Copy out each line of the material below that holds the string "элемента".

# # # #

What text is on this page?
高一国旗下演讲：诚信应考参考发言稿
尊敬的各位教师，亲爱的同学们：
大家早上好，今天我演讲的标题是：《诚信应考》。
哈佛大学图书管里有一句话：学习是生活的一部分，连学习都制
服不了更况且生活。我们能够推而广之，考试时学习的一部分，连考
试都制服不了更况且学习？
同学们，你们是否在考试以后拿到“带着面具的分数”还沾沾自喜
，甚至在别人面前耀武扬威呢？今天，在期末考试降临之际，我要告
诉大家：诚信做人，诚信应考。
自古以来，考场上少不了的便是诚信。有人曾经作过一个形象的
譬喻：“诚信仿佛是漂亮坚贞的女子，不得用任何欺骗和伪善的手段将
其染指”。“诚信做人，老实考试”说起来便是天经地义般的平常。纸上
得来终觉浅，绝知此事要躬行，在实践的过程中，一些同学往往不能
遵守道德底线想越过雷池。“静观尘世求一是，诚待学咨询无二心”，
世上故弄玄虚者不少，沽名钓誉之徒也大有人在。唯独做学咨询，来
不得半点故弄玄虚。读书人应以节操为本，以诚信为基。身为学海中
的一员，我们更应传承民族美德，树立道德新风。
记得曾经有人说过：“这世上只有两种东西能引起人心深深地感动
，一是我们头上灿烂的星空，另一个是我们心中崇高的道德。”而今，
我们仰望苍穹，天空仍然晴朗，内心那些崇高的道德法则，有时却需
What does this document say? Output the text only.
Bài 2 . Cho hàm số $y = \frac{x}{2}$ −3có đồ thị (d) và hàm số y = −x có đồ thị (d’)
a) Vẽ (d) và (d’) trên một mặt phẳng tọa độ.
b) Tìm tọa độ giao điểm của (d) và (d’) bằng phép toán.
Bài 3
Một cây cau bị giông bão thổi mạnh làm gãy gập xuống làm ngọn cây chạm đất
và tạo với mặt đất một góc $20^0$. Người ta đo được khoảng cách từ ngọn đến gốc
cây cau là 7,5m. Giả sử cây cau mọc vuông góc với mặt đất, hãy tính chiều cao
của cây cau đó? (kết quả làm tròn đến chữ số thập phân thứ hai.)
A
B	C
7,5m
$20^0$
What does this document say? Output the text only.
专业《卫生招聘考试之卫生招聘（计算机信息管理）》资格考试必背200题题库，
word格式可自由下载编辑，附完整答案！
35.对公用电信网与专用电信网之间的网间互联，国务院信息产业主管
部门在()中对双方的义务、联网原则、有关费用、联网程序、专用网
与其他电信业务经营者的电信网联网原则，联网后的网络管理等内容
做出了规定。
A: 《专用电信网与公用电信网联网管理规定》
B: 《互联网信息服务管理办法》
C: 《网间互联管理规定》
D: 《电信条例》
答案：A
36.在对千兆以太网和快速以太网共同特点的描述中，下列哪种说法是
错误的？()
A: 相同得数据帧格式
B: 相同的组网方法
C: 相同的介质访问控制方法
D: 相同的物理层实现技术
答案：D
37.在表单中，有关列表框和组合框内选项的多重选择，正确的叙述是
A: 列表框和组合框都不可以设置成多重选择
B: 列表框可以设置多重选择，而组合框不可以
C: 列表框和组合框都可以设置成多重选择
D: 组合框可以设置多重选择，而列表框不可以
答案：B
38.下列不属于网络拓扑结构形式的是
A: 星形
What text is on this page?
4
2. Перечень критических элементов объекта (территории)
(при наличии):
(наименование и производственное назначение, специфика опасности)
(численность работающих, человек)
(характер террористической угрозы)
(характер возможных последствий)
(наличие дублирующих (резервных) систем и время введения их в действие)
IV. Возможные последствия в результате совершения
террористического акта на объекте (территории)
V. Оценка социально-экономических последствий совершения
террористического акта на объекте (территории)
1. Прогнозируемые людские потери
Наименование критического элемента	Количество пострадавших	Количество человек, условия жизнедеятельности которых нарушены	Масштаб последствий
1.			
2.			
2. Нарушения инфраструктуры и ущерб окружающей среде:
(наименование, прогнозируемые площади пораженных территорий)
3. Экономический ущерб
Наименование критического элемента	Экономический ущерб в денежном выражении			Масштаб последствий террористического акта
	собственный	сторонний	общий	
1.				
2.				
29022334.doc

# # # #

__Result__.
Наименование критического элемента	Количество пострадавших	Количество человек, условия жизнедеятельности которых нарушены	Масштаб последствий
Наименование критического элемента	Экономический ущерб в денежном выражении			Масштаб последствий террористического акта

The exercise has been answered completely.